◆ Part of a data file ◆
::::::

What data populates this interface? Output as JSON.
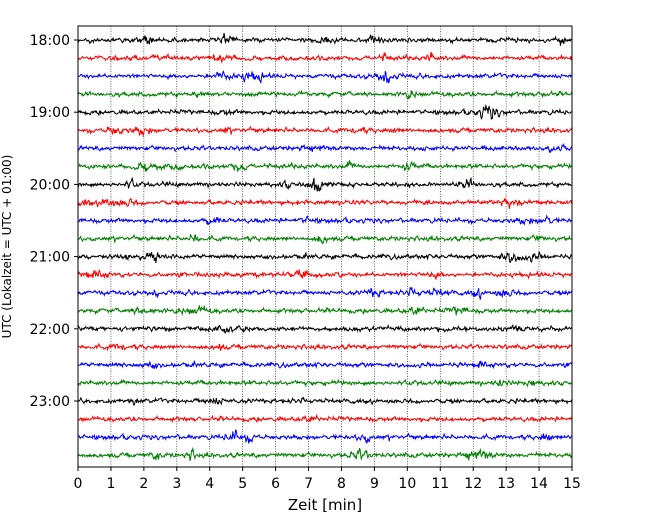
{
  "chart_data": {
    "type": "line",
    "title": "",
    "xlabel": "Zeit  [min]",
    "ylabel": "UTC (Lokalzeit = UTC + 01:00)",
    "xlim": [
      0,
      15
    ],
    "x_ticks": [
      "0",
      "1",
      "2",
      "3",
      "4",
      "5",
      "6",
      "7",
      "8",
      "9",
      "10",
      "11",
      "12",
      "13",
      "14",
      "15"
    ],
    "y_ticks": [
      "18:00",
      "19:00",
      "20:00",
      "21:00",
      "22:00",
      "23:00"
    ],
    "row_interval_minutes": 15,
    "row_count": 24,
    "grid": "vertical-dotted",
    "legend": "none",
    "trace_color_cycle": [
      "#000000",
      "#ff0000",
      "#0000ff",
      "#008000"
    ]
  }
}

::::::

◆ Given request ◆
Every record must be copied exactly, with images dropped from the result.

◆ Worked answer ◆
What data populates this interface? Output as JSON.
{
  "chart_data": {
    "type": "line",
    "title": "",
    "xlabel": "Zeit  [min]",
    "ylabel": "UTC (Lokalzeit = UTC + 01:00)",
    "xlim": [
      0,
      15
    ],
    "x_ticks": [
      "0",
      "1",
      "2",
      "3",
      "4",
      "5",
      "6",
      "7",
      "8",
      "9",
      "10",
      "11",
      "12",
      "13",
      "14",
      "15"
    ],
    "y_ticks": [
      "18:00",
      "19:00",
      "20:00",
      "21:00",
      "22:00",
      "23:00"
    ],
    "row_interval_minutes": 15,
    "row_count": 24,
    "grid": "vertical-dotted",
    "legend": "none",
    "trace_color_cycle": [
      "#000000",
      "#ff0000",
      "#0000ff",
      "#008000"
    ]
  }
}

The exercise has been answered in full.